• [WHAT THIS EXERCISE ASKS]
1. In the passage about the Boston pilot, on what date did Wellock receive his full commission as a pilot?
2. Reproduce the Boston pilot passage from "On July 15, 1894, Amy" up to and including "from incoming vessels.", renaming "Sylph" as "Nightingale".

• [SELECTED EXTRACT]
•••••

Wellock was a Boston pilot for more than 55 years. In 1855, he began his career as a pilot on the pilot-boat Friend. On July 6, 1859, Wellock received his full commission as a pilot. He was attached to the pilot-boats Friend, No. 7, Phantom I, William Starkey, No. 2, Phantom II, Gracie, Pet, Fleur de Lis, and Eben D. Jordan, No. 2. He owned and sailed the Fleurde-Lis, for two years, then sold her to a Boston party when she was converted into a pleasure yacht. He built the Moses H. Grinnell and the Minerva. During the American Civil War, he did service for the government in the Boston area.

On July 15, 1894, Amy Robsart, from the Boston Post, tells a story about a two day trip with Wellock on the pilot boat Sylph, No. 8. They went cruising between Nahant and Minots Ledge, Massachusetts and experienced boarding and taking off pilots from incoming vessels.

•••••

• [Listings of boxed layout items]
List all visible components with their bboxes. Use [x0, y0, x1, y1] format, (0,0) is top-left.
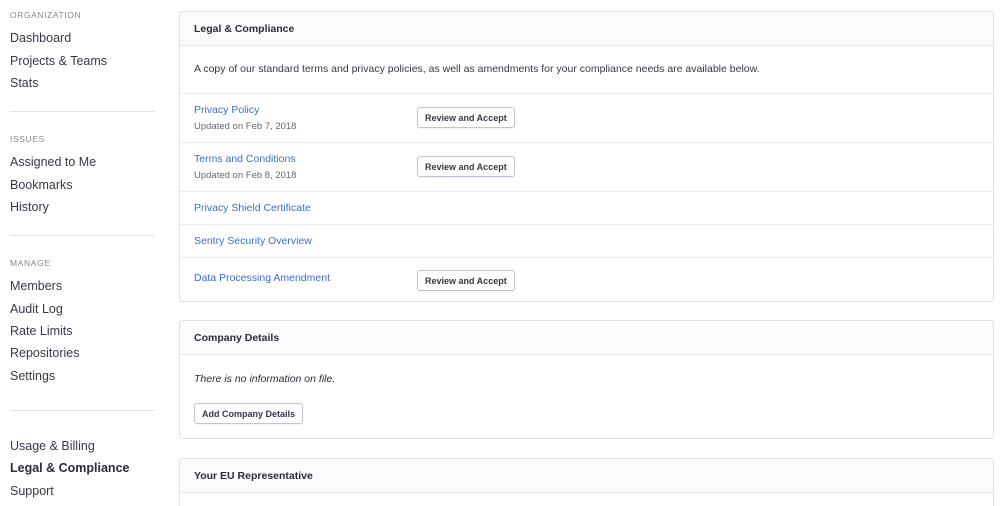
sidebar-divider [10, 111, 155, 112]
panel-title: Legal & Compliance [194, 23, 295, 35]
data-processing-link[interactable]: Data Processing Amendment [194, 272, 330, 284]
row-divider [180, 191, 993, 192]
panel-header: Company Details [180, 321, 993, 355]
nav-legal-compliance[interactable]: Legal & Compliance [10, 461, 129, 475]
nav-stats[interactable]: Stats [10, 76, 39, 90]
review-accept-dpa-button[interactable]: Review and Accept [417, 270, 515, 291]
privacy-shield-link[interactable]: Privacy Shield Certificate [194, 202, 311, 214]
review-accept-privacy-button[interactable]: Review and Accept [417, 107, 515, 128]
row-divider [180, 224, 993, 225]
company-details-panel: Company Details There is no information … [179, 320, 994, 439]
section-title-issues: ISSUES [10, 134, 45, 144]
company-empty-text: There is no information on file. [194, 373, 336, 385]
privacy-policy-updated: Updated on Feb 7, 2018 [194, 121, 297, 132]
nav-projects-teams[interactable]: Projects & Teams [10, 54, 107, 68]
section-title-manage: MANAGE [10, 258, 51, 268]
nav-assigned-to-me[interactable]: Assigned to Me [10, 155, 96, 169]
nav-history[interactable]: History [10, 200, 49, 214]
panel-title: Company Details [194, 332, 280, 344]
row-divider [180, 93, 993, 94]
nav-audit-log[interactable]: Audit Log [10, 302, 63, 316]
row-divider [180, 142, 993, 143]
row-divider [180, 257, 993, 258]
eu-representative-panel: Your EU Representative [179, 458, 994, 506]
add-company-details-button[interactable]: Add Company Details [194, 403, 304, 424]
legal-intro-text: A copy of our standard terms and privacy… [194, 63, 760, 75]
security-overview-link[interactable]: Sentry Security Overview [194, 235, 312, 247]
legal-compliance-panel: Legal & Compliance A copy of our standar… [179, 11, 994, 302]
sidebar-divider [10, 410, 155, 411]
panel-header: Your EU Representative [180, 459, 993, 493]
nav-dashboard[interactable]: Dashboard [10, 31, 71, 45]
panel-title: Your EU Representative [194, 470, 313, 482]
nav-bookmarks[interactable]: Bookmarks [10, 178, 73, 192]
nav-members[interactable]: Members [10, 279, 62, 293]
nav-settings[interactable]: Settings [10, 369, 55, 383]
panel-header: Legal & Compliance [180, 12, 993, 46]
nav-support[interactable]: Support [10, 484, 54, 498]
terms-conditions-updated: Updated on Feb 8, 2018 [194, 170, 297, 181]
review-accept-terms-button[interactable]: Review and Accept [417, 156, 515, 177]
terms-conditions-link[interactable]: Terms and Conditions [194, 153, 296, 165]
section-title-organization: ORGANIZATION [10, 10, 82, 20]
nav-usage-billing[interactable]: Usage & Billing [10, 439, 95, 453]
nav-rate-limits[interactable]: Rate Limits [10, 324, 73, 338]
sidebar: ORGANIZATION Dashboard Projects & Teams … [0, 0, 165, 506]
sidebar-divider [10, 235, 155, 236]
privacy-policy-link[interactable]: Privacy Policy [194, 104, 259, 116]
nav-repositories[interactable]: Repositories [10, 346, 79, 360]
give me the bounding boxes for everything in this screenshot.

•••••

• [ANSWERS BELOW]
1. July 6, 1859.

2.
On July 15, 1894, Amy Robsart, from the Boston Post, tells a story about a two day trip with Wellock on the pilot boat Nightingale, No. 8. They went cruising between Nahant and Minots Ledge, Massachusetts and experienced boarding and taking off pilots from incoming vessels.